Excerpted passage:
* * *
AttilaTheMeerkat · 21/09/2014 11:11

oh goldsilver, why do you keep on bashing yourself up like this?.

BTW did you ever go to counselling?.

You are still wasting your life further on this person aren't you. One step up and two steps back.

Its a real pity you did not actually follow up on your threat to leave him.
He does not want to leave you because he knows he's onto a good thing with you; he hit paydirt the day you were unfortunate enough to meet him.
Most women actually would have kicked this person to the kerb long before now so I am still wondering of you why you have not.

AttilaTheMeerkat · 21/09/2014 11:18

He won't I daresay ever get around to sorting out his snoring issue either. You say he is supportive; no he is not. This person has put Kate Bush before you, he puts everyone else before you!.

You yell at him because you've been driven to doing that because of his own behaviour. That does not make you a bad person, more like an exasperated one.

If it is really the case that you do not want to leave then you are basically hanging yourself by your own petard.

saltnpepa · 21/09/2014 16:18

I think you've expressed your exasperation here before.

ninetynineonehundred · 21/09/2014 17:33

Goldsilver, it's like you've written a post for me!

I spent years and years being the baddie. The one who shouted, who was mean to someone kind and gentle.
I fit most of those criteria too which I've spent more mental energy in therapy trying to change than you could imagine.

BUT something changed early this year
It was the realisation that he wasn't being kind and I wasn't being cruel.

He spent almost our entire relationship punishing me in a very passive aggressive way for his childhood, for the fact that I was what he wanted to be like (energetic, social, go getter).

The conflict in my head drove me to a breakdown.

Although things are rarely as clear cut as we may like to believe, for me my anger came from a place of sheer frustration and hurt that he would never engage or stand up for me.
He used me as a conduit for his anger.
And he was always left being the injured innocent.

This may or may not be similar to your situation. I hope that you are the aggressor actually because you can change yourself.
If your situation is like mine you are in trouble because someone who likes to create a life where they are the victim like my husband did will struggle to see or accept their part in it.
That is a really hard one.

You're willingness to accept that you are an abuser is laudable but be careful of taking all the responsibility. I suspect that your willingness to accept this so easily may ironically show that it's not as clear cut as you think.
* * *
Source data:

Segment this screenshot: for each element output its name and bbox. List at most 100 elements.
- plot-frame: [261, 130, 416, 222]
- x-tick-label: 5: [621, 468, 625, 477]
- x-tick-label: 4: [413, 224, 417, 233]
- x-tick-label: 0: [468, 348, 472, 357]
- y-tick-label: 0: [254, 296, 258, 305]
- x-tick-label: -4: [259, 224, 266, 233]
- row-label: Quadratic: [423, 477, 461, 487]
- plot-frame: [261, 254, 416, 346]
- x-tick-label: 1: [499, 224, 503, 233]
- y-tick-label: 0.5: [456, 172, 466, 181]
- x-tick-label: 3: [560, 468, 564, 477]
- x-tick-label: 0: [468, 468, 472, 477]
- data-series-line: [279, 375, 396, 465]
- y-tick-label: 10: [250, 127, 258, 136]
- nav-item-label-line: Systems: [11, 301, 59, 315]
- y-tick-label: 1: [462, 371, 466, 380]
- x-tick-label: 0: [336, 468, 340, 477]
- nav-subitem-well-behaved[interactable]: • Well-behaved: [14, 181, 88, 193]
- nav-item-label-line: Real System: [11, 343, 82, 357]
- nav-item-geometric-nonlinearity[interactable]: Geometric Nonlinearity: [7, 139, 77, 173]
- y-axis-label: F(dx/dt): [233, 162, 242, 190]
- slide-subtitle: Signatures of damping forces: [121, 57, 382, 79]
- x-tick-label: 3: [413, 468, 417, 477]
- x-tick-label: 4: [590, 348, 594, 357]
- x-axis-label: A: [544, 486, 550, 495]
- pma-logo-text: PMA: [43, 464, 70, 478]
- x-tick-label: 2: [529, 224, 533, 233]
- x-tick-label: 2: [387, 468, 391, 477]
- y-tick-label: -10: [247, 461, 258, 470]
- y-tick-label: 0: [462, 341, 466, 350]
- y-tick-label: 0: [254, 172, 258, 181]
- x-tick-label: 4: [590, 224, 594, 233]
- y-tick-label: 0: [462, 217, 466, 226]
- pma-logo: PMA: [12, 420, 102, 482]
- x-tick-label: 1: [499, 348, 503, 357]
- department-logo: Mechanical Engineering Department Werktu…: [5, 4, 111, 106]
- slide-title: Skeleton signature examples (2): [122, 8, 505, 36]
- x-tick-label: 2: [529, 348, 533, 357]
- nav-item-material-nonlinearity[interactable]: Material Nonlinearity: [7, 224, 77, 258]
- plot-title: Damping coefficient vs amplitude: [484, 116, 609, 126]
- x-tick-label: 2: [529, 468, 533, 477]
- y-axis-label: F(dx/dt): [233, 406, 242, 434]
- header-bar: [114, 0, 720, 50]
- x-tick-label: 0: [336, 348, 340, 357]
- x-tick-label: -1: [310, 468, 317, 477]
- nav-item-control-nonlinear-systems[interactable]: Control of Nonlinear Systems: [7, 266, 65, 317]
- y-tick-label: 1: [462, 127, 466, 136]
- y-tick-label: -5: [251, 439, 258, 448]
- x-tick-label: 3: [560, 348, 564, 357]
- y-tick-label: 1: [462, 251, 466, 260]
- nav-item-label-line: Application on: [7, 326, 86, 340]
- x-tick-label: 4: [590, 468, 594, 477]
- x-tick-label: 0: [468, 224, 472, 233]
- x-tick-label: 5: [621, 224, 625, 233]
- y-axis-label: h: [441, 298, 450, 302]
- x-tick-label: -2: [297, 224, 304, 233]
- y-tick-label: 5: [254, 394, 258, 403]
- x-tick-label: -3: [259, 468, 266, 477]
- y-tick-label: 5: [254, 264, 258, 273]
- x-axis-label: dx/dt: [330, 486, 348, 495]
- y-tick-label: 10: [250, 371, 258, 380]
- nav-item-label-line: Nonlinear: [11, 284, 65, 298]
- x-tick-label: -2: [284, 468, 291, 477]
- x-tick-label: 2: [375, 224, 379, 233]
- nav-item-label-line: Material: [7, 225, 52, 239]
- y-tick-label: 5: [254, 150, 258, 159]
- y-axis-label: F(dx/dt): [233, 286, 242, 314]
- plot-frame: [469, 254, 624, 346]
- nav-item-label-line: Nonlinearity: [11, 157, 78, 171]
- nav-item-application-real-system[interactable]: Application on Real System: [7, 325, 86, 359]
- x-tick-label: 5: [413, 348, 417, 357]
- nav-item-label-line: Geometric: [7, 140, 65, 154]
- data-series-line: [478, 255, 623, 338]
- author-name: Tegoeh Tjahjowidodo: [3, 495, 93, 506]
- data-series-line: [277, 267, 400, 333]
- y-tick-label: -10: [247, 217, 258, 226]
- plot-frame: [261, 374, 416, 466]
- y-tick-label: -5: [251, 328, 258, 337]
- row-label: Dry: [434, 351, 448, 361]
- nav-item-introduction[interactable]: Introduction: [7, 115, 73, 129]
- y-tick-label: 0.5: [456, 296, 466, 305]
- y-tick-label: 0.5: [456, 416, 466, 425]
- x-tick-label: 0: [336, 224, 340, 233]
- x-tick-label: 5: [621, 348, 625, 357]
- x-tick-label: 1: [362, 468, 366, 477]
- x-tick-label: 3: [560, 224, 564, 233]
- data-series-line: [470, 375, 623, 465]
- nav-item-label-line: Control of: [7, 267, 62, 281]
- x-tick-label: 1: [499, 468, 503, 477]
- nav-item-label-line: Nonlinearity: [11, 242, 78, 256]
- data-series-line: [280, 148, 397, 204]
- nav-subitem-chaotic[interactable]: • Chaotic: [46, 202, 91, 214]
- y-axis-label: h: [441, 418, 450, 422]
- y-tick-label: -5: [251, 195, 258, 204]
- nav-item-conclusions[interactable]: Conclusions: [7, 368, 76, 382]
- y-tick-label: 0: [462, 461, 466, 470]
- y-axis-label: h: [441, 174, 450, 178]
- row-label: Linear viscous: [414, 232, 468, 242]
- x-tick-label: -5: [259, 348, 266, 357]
* * *
What this exercise asks:
1. Reproduce the part of the forum thread that opens with the words containing "AttilaTheMeerkat · 21/09/2014 11:18" and closes with "exasperation here before.".
2. List each distinct username that appears in the header lines of the posts in the forum thread.
Rely only on the forum thread, not on the data.

Exercise results:
1.
AttilaTheMeerkat · 21/09/2014 11:18

He won't I daresay ever get around to sorting out his snoring issue either. You say he is supportive; no he is not. This person has put Kate Bush before you, he puts everyone else before you!.

You yell at him because you've been driven to doing that because of his own behaviour. That does not make you a bad person, more like an exasperated one.

If it is really the case that you do not want to leave then you are basically hanging yourself by your own petard.

saltnpepa · 21/09/2014 16:18

I think you've expressed your exasperation here before.

2.
AttilaTheMeerkat
saltnpepa
ninetynineonehundred